SUPPLIED ENTRIES –
-- -- --
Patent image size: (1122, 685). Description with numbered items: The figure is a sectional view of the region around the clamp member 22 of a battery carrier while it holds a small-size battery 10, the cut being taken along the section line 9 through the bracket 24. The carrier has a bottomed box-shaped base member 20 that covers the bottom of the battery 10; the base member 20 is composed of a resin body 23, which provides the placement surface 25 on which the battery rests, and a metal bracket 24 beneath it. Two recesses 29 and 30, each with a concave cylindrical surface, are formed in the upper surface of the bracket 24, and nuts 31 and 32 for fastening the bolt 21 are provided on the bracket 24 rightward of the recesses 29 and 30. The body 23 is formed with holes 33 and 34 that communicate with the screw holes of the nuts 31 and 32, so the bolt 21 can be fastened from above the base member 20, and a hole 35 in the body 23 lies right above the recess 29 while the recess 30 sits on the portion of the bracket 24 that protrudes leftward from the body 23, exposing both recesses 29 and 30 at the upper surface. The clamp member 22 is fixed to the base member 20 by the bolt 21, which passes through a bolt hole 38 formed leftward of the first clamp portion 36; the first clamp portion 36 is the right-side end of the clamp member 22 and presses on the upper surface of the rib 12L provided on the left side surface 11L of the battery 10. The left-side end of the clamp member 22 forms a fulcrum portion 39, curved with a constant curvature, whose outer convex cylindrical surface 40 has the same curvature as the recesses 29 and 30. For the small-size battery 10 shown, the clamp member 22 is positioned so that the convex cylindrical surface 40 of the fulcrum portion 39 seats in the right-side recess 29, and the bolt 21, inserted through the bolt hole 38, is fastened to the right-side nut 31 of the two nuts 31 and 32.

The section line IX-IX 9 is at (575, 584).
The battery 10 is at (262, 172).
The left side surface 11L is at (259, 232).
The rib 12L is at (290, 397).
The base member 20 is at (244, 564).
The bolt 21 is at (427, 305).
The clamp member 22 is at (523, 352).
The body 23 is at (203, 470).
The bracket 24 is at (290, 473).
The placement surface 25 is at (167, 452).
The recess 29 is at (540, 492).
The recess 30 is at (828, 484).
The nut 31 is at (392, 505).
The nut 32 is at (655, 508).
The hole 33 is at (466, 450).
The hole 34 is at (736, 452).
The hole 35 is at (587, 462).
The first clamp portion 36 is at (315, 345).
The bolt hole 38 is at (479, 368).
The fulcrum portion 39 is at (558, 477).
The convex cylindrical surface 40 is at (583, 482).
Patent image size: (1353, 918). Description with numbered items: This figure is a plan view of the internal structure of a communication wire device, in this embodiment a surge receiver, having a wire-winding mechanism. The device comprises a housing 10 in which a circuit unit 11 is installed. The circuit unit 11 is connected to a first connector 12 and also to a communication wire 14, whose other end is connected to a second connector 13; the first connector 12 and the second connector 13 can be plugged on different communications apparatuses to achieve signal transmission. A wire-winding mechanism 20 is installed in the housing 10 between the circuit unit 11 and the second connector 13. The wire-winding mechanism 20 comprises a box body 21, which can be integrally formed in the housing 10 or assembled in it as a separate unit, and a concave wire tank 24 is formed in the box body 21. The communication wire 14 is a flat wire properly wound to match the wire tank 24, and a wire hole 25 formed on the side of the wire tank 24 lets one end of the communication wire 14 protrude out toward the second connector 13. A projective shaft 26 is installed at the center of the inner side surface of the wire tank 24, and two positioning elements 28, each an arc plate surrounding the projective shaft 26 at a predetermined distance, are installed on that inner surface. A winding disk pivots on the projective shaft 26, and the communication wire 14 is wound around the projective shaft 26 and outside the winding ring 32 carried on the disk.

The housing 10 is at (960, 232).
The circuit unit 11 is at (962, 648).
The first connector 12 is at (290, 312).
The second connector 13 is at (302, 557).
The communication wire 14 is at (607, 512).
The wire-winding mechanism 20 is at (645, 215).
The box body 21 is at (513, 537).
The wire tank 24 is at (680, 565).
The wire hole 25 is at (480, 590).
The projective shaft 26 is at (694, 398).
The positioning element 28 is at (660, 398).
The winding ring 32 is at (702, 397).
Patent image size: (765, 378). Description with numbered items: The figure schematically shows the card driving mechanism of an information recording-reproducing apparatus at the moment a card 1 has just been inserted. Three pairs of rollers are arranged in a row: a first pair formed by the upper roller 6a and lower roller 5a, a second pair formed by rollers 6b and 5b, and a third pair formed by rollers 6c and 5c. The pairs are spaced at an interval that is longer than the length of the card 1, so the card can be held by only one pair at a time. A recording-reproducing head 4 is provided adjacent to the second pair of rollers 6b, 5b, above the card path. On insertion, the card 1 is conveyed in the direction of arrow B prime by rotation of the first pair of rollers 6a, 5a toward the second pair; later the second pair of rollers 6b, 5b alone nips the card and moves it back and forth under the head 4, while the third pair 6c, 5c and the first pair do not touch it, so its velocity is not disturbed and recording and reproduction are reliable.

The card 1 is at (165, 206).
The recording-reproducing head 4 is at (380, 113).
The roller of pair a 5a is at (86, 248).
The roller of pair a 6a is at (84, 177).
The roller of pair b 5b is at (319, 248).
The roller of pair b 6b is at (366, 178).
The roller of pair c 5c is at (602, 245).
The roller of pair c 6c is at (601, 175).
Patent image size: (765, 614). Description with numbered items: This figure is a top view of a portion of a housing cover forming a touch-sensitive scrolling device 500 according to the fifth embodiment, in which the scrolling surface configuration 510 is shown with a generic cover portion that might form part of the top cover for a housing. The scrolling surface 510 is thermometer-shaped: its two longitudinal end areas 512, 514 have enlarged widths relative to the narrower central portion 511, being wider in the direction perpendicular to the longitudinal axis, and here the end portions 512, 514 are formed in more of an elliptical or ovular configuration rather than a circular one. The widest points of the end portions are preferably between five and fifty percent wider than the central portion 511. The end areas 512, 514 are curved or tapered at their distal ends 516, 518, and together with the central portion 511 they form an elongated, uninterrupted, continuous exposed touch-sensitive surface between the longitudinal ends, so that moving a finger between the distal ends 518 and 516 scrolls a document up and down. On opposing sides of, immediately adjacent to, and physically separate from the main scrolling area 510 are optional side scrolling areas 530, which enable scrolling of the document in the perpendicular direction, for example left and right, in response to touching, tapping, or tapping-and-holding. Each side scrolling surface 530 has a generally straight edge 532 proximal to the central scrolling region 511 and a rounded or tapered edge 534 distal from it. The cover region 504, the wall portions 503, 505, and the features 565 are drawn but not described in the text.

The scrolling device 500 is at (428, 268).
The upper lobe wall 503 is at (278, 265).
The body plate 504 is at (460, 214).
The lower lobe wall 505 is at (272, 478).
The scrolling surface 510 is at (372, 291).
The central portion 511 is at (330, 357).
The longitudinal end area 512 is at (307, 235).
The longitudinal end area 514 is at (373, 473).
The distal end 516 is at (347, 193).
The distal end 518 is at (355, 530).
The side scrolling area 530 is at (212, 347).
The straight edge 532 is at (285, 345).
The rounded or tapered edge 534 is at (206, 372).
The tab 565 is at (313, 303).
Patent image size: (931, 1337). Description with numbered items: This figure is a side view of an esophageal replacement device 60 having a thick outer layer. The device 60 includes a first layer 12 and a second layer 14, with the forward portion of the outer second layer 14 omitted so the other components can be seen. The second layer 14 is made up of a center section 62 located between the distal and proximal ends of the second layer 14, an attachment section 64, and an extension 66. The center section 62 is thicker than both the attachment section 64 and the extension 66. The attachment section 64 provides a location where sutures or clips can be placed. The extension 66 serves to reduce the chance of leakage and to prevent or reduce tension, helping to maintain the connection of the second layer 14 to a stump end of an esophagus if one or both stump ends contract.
-- -- --
WHAT YOU SHOULD DO –
Return each line of the records that contains the word "ring".

COMPLETE RESPONSE –
Patent image size: (1353, 918). Description with numbered items: This figure is a plan view of the internal structure of a communication wire device, in this embodiment a surge receiver, having a wire-winding mechanism. The device comprises a housing 10 in which a circuit unit 11 is installed. The circuit unit 11 is connected to a first connector 12 and also to a communication wire 14, whose other end is connected to a second connector 13; the first connector 12 and the second connector 13 can be plugged on different communications apparatuses to achieve signal transmission. A wire-winding mechanism 20 is installed in the housing 10 between the circuit unit 11 and the second connector 13. The wire-winding mechanism 20 comprises a box body 21, which can be integrally formed in the housing 10 or assembled in it as a separate unit, and a concave wire tank 24 is formed in the box body 21. The communication wire 14 is a flat wire properly wound to match the wire tank 24, and a wire hole 25 formed on the side of the wire tank 24 lets one end of the communication wire 14 protrude out toward the second connector 13. A projective shaft 26 is installed at the center of the inner side surface of the wire tank 24, and two positioning elements 28, each an arc plate surrounding the projective shaft 26 at a predetermined distance, are installed on that inner surface. A winding disk pivots on the projective shaft 26, and the communication wire 14 is wound around the projective shaft 26 and outside the winding ring 32 carried on the disk.
The winding ring 32 is at (702, 397).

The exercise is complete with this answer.